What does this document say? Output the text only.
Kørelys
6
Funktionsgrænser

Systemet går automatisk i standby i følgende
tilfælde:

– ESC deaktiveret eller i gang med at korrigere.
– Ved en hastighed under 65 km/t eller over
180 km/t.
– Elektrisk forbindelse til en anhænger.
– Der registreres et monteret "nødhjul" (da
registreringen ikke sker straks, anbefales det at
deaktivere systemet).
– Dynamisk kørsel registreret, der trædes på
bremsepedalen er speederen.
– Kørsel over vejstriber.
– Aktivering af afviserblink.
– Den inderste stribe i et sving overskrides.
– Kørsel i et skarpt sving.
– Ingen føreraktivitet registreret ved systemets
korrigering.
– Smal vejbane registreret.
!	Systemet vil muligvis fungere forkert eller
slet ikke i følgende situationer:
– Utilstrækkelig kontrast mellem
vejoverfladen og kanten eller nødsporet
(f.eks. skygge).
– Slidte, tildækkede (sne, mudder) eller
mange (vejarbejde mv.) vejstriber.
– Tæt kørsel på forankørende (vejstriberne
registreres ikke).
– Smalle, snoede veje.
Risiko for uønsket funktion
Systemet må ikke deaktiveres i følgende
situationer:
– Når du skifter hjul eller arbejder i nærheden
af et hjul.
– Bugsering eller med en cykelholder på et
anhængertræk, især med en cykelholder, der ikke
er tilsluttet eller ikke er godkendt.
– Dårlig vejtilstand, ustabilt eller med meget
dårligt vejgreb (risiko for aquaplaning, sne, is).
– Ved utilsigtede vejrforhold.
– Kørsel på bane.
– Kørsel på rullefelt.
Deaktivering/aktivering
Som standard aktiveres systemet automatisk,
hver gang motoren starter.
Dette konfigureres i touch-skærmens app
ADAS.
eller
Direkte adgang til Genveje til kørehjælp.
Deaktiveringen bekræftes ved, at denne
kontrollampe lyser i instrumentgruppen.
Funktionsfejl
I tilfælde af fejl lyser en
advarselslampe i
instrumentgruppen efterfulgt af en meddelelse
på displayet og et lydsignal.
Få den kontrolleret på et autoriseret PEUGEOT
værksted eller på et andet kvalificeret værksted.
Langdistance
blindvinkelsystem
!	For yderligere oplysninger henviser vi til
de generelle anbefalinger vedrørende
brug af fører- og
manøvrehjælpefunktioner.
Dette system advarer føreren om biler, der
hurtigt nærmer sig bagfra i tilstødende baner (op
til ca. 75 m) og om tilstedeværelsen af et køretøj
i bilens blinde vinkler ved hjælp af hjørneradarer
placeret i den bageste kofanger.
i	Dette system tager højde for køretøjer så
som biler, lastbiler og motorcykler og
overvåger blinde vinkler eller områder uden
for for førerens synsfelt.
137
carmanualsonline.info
++++++++++++++++++++
=== Prompt ===
Examine the listing and say how many of its lines contain the string "vinkler". Give the number alone.

=== Solved problem ===
2